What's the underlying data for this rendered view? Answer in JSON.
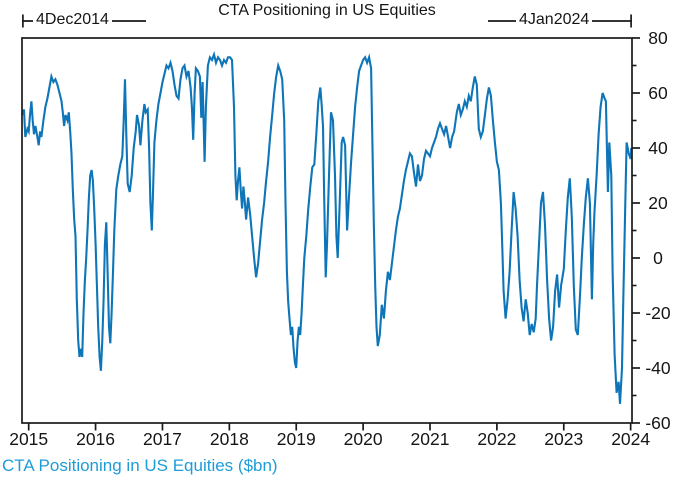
{
  "title": "CTA Positioning in US Equities",
  "caption": "CTA Positioning in US Equities ($bn)",
  "annotations": {
    "range_start": "4Dec2014",
    "range_end": "4Jan2024"
  },
  "colors": {
    "line": "#0E76B8",
    "caption": "#1E9CD9",
    "axis": "#1a1a1a"
  },
  "chart_data": {
    "type": "line",
    "title": "CTA Positioning in US Equities",
    "series_name": "CTA Positioning in US Equities ($bn)",
    "date_range": {
      "start": "4Dec2014",
      "end": "4Jan2024"
    },
    "x_ticks": [
      2015,
      2016,
      2017,
      2018,
      2019,
      2020,
      2021,
      2022,
      2023,
      2024
    ],
    "y_ticks": [
      80,
      60,
      40,
      20,
      0,
      -20,
      -40,
      -60
    ],
    "y_minor_ticks": [
      70,
      50,
      30,
      10,
      -10,
      -30,
      -50
    ],
    "xlim": [
      2014.9,
      2024.02
    ],
    "ylim": [
      -60,
      80
    ],
    "grid": false,
    "legend": "none",
    "points": [
      [
        2014.9,
        52
      ],
      [
        2014.93,
        54
      ],
      [
        2014.95,
        44
      ],
      [
        2014.98,
        47
      ],
      [
        2015.0,
        46
      ],
      [
        2015.02,
        52
      ],
      [
        2015.04,
        57
      ],
      [
        2015.06,
        50
      ],
      [
        2015.08,
        45
      ],
      [
        2015.1,
        48
      ],
      [
        2015.13,
        44
      ],
      [
        2015.15,
        41
      ],
      [
        2015.17,
        46
      ],
      [
        2015.19,
        44
      ],
      [
        2015.22,
        50
      ],
      [
        2015.25,
        55
      ],
      [
        2015.28,
        58
      ],
      [
        2015.31,
        62
      ],
      [
        2015.34,
        66
      ],
      [
        2015.37,
        64
      ],
      [
        2015.4,
        65
      ],
      [
        2015.43,
        63
      ],
      [
        2015.46,
        60
      ],
      [
        2015.49,
        57
      ],
      [
        2015.51,
        53
      ],
      [
        2015.53,
        48
      ],
      [
        2015.55,
        52
      ],
      [
        2015.58,
        50
      ],
      [
        2015.6,
        53
      ],
      [
        2015.62,
        46
      ],
      [
        2015.64,
        38
      ],
      [
        2015.66,
        25
      ],
      [
        2015.68,
        14
      ],
      [
        2015.7,
        8
      ],
      [
        2015.72,
        -15
      ],
      [
        2015.74,
        -30
      ],
      [
        2015.76,
        -36
      ],
      [
        2015.78,
        -33
      ],
      [
        2015.8,
        -36
      ],
      [
        2015.82,
        -20
      ],
      [
        2015.84,
        -8
      ],
      [
        2015.86,
        0
      ],
      [
        2015.88,
        10
      ],
      [
        2015.9,
        22
      ],
      [
        2015.92,
        30
      ],
      [
        2015.94,
        32
      ],
      [
        2015.96,
        28
      ],
      [
        2015.98,
        18
      ],
      [
        2016.0,
        5
      ],
      [
        2016.02,
        -10
      ],
      [
        2016.04,
        -25
      ],
      [
        2016.06,
        -36
      ],
      [
        2016.08,
        -41
      ],
      [
        2016.1,
        -30
      ],
      [
        2016.12,
        -15
      ],
      [
        2016.14,
        5
      ],
      [
        2016.16,
        13
      ],
      [
        2016.18,
        -5
      ],
      [
        2016.2,
        -25
      ],
      [
        2016.22,
        -31
      ],
      [
        2016.24,
        -20
      ],
      [
        2016.26,
        -5
      ],
      [
        2016.28,
        10
      ],
      [
        2016.31,
        25
      ],
      [
        2016.34,
        30
      ],
      [
        2016.37,
        34
      ],
      [
        2016.4,
        37
      ],
      [
        2016.42,
        50
      ],
      [
        2016.44,
        65
      ],
      [
        2016.46,
        45
      ],
      [
        2016.48,
        27
      ],
      [
        2016.51,
        24
      ],
      [
        2016.54,
        30
      ],
      [
        2016.57,
        40
      ],
      [
        2016.6,
        46
      ],
      [
        2016.62,
        52
      ],
      [
        2016.65,
        48
      ],
      [
        2016.67,
        41
      ],
      [
        2016.7,
        50
      ],
      [
        2016.73,
        56
      ],
      [
        2016.75,
        53
      ],
      [
        2016.78,
        54
      ],
      [
        2016.8,
        40
      ],
      [
        2016.82,
        20
      ],
      [
        2016.84,
        10
      ],
      [
        2016.86,
        25
      ],
      [
        2016.88,
        42
      ],
      [
        2016.91,
        50
      ],
      [
        2016.94,
        56
      ],
      [
        2016.97,
        60
      ],
      [
        2017.0,
        64
      ],
      [
        2017.03,
        67
      ],
      [
        2017.06,
        70
      ],
      [
        2017.09,
        69
      ],
      [
        2017.12,
        71
      ],
      [
        2017.15,
        68
      ],
      [
        2017.18,
        63
      ],
      [
        2017.21,
        59
      ],
      [
        2017.24,
        58
      ],
      [
        2017.27,
        65
      ],
      [
        2017.3,
        69
      ],
      [
        2017.33,
        70
      ],
      [
        2017.36,
        66
      ],
      [
        2017.39,
        68
      ],
      [
        2017.42,
        62
      ],
      [
        2017.44,
        55
      ],
      [
        2017.46,
        43
      ],
      [
        2017.48,
        60
      ],
      [
        2017.5,
        69
      ],
      [
        2017.53,
        68
      ],
      [
        2017.56,
        66
      ],
      [
        2017.58,
        51
      ],
      [
        2017.6,
        64
      ],
      [
        2017.63,
        35
      ],
      [
        2017.65,
        55
      ],
      [
        2017.68,
        70
      ],
      [
        2017.71,
        73
      ],
      [
        2017.74,
        72
      ],
      [
        2017.77,
        74
      ],
      [
        2017.8,
        71
      ],
      [
        2017.83,
        73
      ],
      [
        2017.86,
        72
      ],
      [
        2017.89,
        70
      ],
      [
        2017.92,
        72
      ],
      [
        2017.95,
        71
      ],
      [
        2017.98,
        73
      ],
      [
        2018.01,
        73
      ],
      [
        2018.04,
        72
      ],
      [
        2018.07,
        55
      ],
      [
        2018.09,
        30
      ],
      [
        2018.11,
        21
      ],
      [
        2018.13,
        28
      ],
      [
        2018.15,
        33
      ],
      [
        2018.17,
        25
      ],
      [
        2018.19,
        18
      ],
      [
        2018.21,
        26
      ],
      [
        2018.23,
        21
      ],
      [
        2018.25,
        14
      ],
      [
        2018.28,
        22
      ],
      [
        2018.31,
        16
      ],
      [
        2018.34,
        8
      ],
      [
        2018.37,
        0
      ],
      [
        2018.4,
        -7
      ],
      [
        2018.43,
        -2
      ],
      [
        2018.46,
        6
      ],
      [
        2018.49,
        14
      ],
      [
        2018.52,
        20
      ],
      [
        2018.55,
        28
      ],
      [
        2018.58,
        35
      ],
      [
        2018.61,
        44
      ],
      [
        2018.64,
        52
      ],
      [
        2018.67,
        60
      ],
      [
        2018.7,
        66
      ],
      [
        2018.73,
        70
      ],
      [
        2018.76,
        68
      ],
      [
        2018.79,
        65
      ],
      [
        2018.82,
        50
      ],
      [
        2018.84,
        20
      ],
      [
        2018.86,
        -5
      ],
      [
        2018.88,
        -16
      ],
      [
        2018.9,
        -22
      ],
      [
        2018.92,
        -28
      ],
      [
        2018.94,
        -25
      ],
      [
        2018.96,
        -33
      ],
      [
        2018.98,
        -38
      ],
      [
        2019.0,
        -40
      ],
      [
        2019.02,
        -30
      ],
      [
        2019.04,
        -25
      ],
      [
        2019.06,
        -28
      ],
      [
        2019.08,
        -20
      ],
      [
        2019.1,
        -10
      ],
      [
        2019.12,
        0
      ],
      [
        2019.15,
        8
      ],
      [
        2019.18,
        18
      ],
      [
        2019.21,
        26
      ],
      [
        2019.24,
        33
      ],
      [
        2019.27,
        34
      ],
      [
        2019.3,
        45
      ],
      [
        2019.33,
        57
      ],
      [
        2019.36,
        62
      ],
      [
        2019.38,
        56
      ],
      [
        2019.4,
        48
      ],
      [
        2019.42,
        20
      ],
      [
        2019.44,
        -7
      ],
      [
        2019.46,
        5
      ],
      [
        2019.49,
        30
      ],
      [
        2019.52,
        53
      ],
      [
        2019.55,
        50
      ],
      [
        2019.58,
        30
      ],
      [
        2019.6,
        8
      ],
      [
        2019.62,
        0
      ],
      [
        2019.65,
        20
      ],
      [
        2019.68,
        42
      ],
      [
        2019.7,
        44
      ],
      [
        2019.73,
        41
      ],
      [
        2019.76,
        10
      ],
      [
        2019.79,
        23
      ],
      [
        2019.82,
        35
      ],
      [
        2019.85,
        45
      ],
      [
        2019.88,
        55
      ],
      [
        2019.91,
        62
      ],
      [
        2019.94,
        68
      ],
      [
        2019.97,
        70
      ],
      [
        2020.0,
        72
      ],
      [
        2020.03,
        73
      ],
      [
        2020.06,
        71
      ],
      [
        2020.09,
        73
      ],
      [
        2020.12,
        69
      ],
      [
        2020.14,
        40
      ],
      [
        2020.16,
        13
      ],
      [
        2020.18,
        -10
      ],
      [
        2020.2,
        -25
      ],
      [
        2020.22,
        -32
      ],
      [
        2020.25,
        -28
      ],
      [
        2020.28,
        -17
      ],
      [
        2020.31,
        -22
      ],
      [
        2020.34,
        -12
      ],
      [
        2020.37,
        -5
      ],
      [
        2020.4,
        -8
      ],
      [
        2020.43,
        -2
      ],
      [
        2020.46,
        4
      ],
      [
        2020.49,
        10
      ],
      [
        2020.52,
        15
      ],
      [
        2020.55,
        18
      ],
      [
        2020.58,
        23
      ],
      [
        2020.61,
        28
      ],
      [
        2020.64,
        32
      ],
      [
        2020.67,
        35
      ],
      [
        2020.7,
        38
      ],
      [
        2020.73,
        37
      ],
      [
        2020.76,
        31
      ],
      [
        2020.79,
        26
      ],
      [
        2020.82,
        34
      ],
      [
        2020.85,
        28
      ],
      [
        2020.88,
        30
      ],
      [
        2020.91,
        36
      ],
      [
        2020.94,
        39
      ],
      [
        2020.97,
        38
      ],
      [
        2021.0,
        37
      ],
      [
        2021.03,
        40
      ],
      [
        2021.06,
        42
      ],
      [
        2021.09,
        44
      ],
      [
        2021.12,
        47
      ],
      [
        2021.15,
        49
      ],
      [
        2021.18,
        47
      ],
      [
        2021.21,
        45
      ],
      [
        2021.24,
        48
      ],
      [
        2021.27,
        44
      ],
      [
        2021.3,
        40
      ],
      [
        2021.33,
        44
      ],
      [
        2021.36,
        46
      ],
      [
        2021.4,
        53
      ],
      [
        2021.43,
        56
      ],
      [
        2021.46,
        52
      ],
      [
        2021.49,
        54
      ],
      [
        2021.52,
        57
      ],
      [
        2021.55,
        55
      ],
      [
        2021.58,
        59
      ],
      [
        2021.61,
        57
      ],
      [
        2021.64,
        62
      ],
      [
        2021.67,
        66
      ],
      [
        2021.7,
        63
      ],
      [
        2021.73,
        47
      ],
      [
        2021.76,
        44
      ],
      [
        2021.79,
        46
      ],
      [
        2021.82,
        52
      ],
      [
        2021.85,
        58
      ],
      [
        2021.88,
        62
      ],
      [
        2021.91,
        59
      ],
      [
        2021.94,
        50
      ],
      [
        2021.97,
        42
      ],
      [
        2022.0,
        35
      ],
      [
        2022.03,
        32
      ],
      [
        2022.06,
        20
      ],
      [
        2022.08,
        5
      ],
      [
        2022.1,
        -12
      ],
      [
        2022.13,
        -22
      ],
      [
        2022.16,
        -15
      ],
      [
        2022.19,
        -5
      ],
      [
        2022.22,
        10
      ],
      [
        2022.25,
        24
      ],
      [
        2022.28,
        18
      ],
      [
        2022.31,
        8
      ],
      [
        2022.34,
        -8
      ],
      [
        2022.37,
        -18
      ],
      [
        2022.4,
        -23
      ],
      [
        2022.43,
        -15
      ],
      [
        2022.46,
        -20
      ],
      [
        2022.49,
        -28
      ],
      [
        2022.52,
        -24
      ],
      [
        2022.55,
        -27
      ],
      [
        2022.58,
        -22
      ],
      [
        2022.6,
        -10
      ],
      [
        2022.63,
        5
      ],
      [
        2022.66,
        20
      ],
      [
        2022.69,
        24
      ],
      [
        2022.72,
        12
      ],
      [
        2022.75,
        -8
      ],
      [
        2022.78,
        -22
      ],
      [
        2022.81,
        -30
      ],
      [
        2022.84,
        -25
      ],
      [
        2022.87,
        -12
      ],
      [
        2022.9,
        -6
      ],
      [
        2022.93,
        -18
      ],
      [
        2022.96,
        -10
      ],
      [
        2023.0,
        -4
      ],
      [
        2023.03,
        10
      ],
      [
        2023.06,
        22
      ],
      [
        2023.09,
        29
      ],
      [
        2023.12,
        15
      ],
      [
        2023.15,
        -10
      ],
      [
        2023.18,
        -26
      ],
      [
        2023.21,
        -28
      ],
      [
        2023.24,
        -15
      ],
      [
        2023.27,
        0
      ],
      [
        2023.3,
        12
      ],
      [
        2023.33,
        22
      ],
      [
        2023.36,
        29
      ],
      [
        2023.39,
        20
      ],
      [
        2023.42,
        -15
      ],
      [
        2023.44,
        5
      ],
      [
        2023.46,
        17
      ],
      [
        2023.49,
        30
      ],
      [
        2023.52,
        45
      ],
      [
        2023.55,
        55
      ],
      [
        2023.58,
        60
      ],
      [
        2023.61,
        58
      ],
      [
        2023.63,
        57
      ],
      [
        2023.66,
        24
      ],
      [
        2023.68,
        42
      ],
      [
        2023.71,
        30
      ],
      [
        2023.73,
        -5
      ],
      [
        2023.76,
        -35
      ],
      [
        2023.79,
        -49
      ],
      [
        2023.82,
        -45
      ],
      [
        2023.84,
        -53
      ],
      [
        2023.87,
        -40
      ],
      [
        2023.89,
        -15
      ],
      [
        2023.92,
        20
      ],
      [
        2023.94,
        42
      ],
      [
        2023.97,
        38
      ],
      [
        2024.0,
        36
      ],
      [
        2024.01,
        40
      ]
    ]
  }
}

TASK TO COMPLETE: Copy down every line of the entries containing the word "Positioning".

ANSWER FOR THE TASK:
  "title": "CTA Positioning in US Equities",
  "caption": "CTA Positioning in US Equities ($bn)",
    "title": "CTA Positioning in US Equities",
    "series_name": "CTA Positioning in US Equities ($bn)",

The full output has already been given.